Reproduce the following material exactly, including every line.
======== RAW RECORDS
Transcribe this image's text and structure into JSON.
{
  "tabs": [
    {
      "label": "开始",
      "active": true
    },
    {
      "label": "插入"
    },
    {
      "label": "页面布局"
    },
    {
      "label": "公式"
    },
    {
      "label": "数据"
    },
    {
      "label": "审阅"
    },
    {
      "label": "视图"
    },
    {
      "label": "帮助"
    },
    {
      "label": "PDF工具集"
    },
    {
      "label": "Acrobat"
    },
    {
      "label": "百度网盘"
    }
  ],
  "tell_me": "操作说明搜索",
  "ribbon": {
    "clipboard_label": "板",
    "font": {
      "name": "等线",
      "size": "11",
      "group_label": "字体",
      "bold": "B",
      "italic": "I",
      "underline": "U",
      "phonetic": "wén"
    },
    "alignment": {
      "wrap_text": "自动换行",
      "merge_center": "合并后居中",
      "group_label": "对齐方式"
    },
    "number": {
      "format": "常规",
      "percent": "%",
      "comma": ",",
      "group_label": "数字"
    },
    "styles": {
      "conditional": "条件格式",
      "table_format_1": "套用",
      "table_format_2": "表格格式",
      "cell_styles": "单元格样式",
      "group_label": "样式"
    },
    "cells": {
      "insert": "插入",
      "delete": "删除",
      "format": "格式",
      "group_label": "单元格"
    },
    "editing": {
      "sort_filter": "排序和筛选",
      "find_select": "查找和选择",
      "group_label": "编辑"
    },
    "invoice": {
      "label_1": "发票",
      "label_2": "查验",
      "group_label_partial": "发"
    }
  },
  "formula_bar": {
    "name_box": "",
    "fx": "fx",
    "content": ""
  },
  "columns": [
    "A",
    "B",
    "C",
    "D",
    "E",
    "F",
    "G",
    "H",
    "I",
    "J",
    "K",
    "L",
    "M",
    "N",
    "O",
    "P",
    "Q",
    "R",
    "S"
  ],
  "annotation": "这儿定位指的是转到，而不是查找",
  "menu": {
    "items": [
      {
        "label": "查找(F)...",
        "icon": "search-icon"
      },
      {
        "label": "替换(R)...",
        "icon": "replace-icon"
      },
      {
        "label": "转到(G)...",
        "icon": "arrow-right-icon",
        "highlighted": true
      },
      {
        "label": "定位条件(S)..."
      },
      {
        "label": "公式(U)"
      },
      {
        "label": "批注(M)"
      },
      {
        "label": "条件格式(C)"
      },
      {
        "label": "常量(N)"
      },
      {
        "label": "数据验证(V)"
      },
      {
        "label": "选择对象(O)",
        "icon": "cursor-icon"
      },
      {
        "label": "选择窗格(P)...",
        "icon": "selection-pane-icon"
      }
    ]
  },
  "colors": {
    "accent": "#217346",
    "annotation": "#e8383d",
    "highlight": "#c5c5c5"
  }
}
================
**THE ANSWER:**
Transcribe this image's text and structure into JSON.
{
  "tabs": [
    {
      "label": "开始",
      "active": true
    },
    {
      "label": "插入"
    },
    {
      "label": "页面布局"
    },
    {
      "label": "公式"
    },
    {
      "label": "数据"
    },
    {
      "label": "审阅"
    },
    {
      "label": "视图"
    },
    {
      "label": "帮助"
    },
    {
      "label": "PDF工具集"
    },
    {
      "label": "Acrobat"
    },
    {
      "label": "百度网盘"
    }
  ],
  "tell_me": "操作说明搜索",
  "ribbon": {
    "clipboard_label": "板",
    "font": {
      "name": "等线",
      "size": "11",
      "group_label": "字体",
      "bold": "B",
      "italic": "I",
      "underline": "U",
      "phonetic": "wén"
    },
    "alignment": {
      "wrap_text": "自动换行",
      "merge_center": "合并后居中",
      "group_label": "对齐方式"
    },
    "number": {
      "format": "常规",
      "percent": "%",
      "comma": ",",
      "group_label": "数字"
    },
    "styles": {
      "conditional": "条件格式",
      "table_format_1": "套用",
      "table_format_2": "表格格式",
      "cell_styles": "单元格样式",
      "group_label": "样式"
    },
    "cells": {
      "insert": "插入",
      "delete": "删除",
      "format": "格式",
      "group_label": "单元格"
    },
    "editing": {
      "sort_filter": "排序和筛选",
      "find_select": "查找和选择",
      "group_label": "编辑"
    },
    "invoice": {
      "label_1": "发票",
      "label_2": "查验",
      "group_label_partial": "发"
    }
  },
  "formula_bar": {
    "name_box": "",
    "fx": "fx",
    "content": ""
  },
  "columns": [
    "A",
    "B",
    "C",
    "D",
    "E",
    "F",
    "G",
    "H",
    "I",
    "J",
    "K",
    "L",
    "M",
    "N",
    "O",
    "P",
    "Q",
    "R",
    "S"
  ],
  "annotation": "这儿定位指的是转到，而不是查找",
  "menu": {
    "items": [
      {
        "label": "查找(F)...",
        "icon": "search-icon"
      },
      {
        "label": "替换(R)...",
        "icon": "replace-icon"
      },
      {
        "label": "转到(G)...",
        "icon": "arrow-right-icon",
        "highlighted": true
      },
      {
        "label": "定位条件(S)..."
      },
      {
        "label": "公式(U)"
      },
      {
        "label": "批注(M)"
      },
      {
        "label": "条件格式(C)"
      },
      {
        "label": "常量(N)"
      },
      {
        "label": "数据验证(V)"
      },
      {
        "label": "选择对象(O)",
        "icon": "cursor-icon"
      },
      {
        "label": "选择窗格(P)...",
        "icon": "selection-pane-icon"
      }
    ]
  },
  "colors": {
    "accent": "#217346",
    "annotation": "#e8383d",
    "highlight": "#c5c5c5"
  }
}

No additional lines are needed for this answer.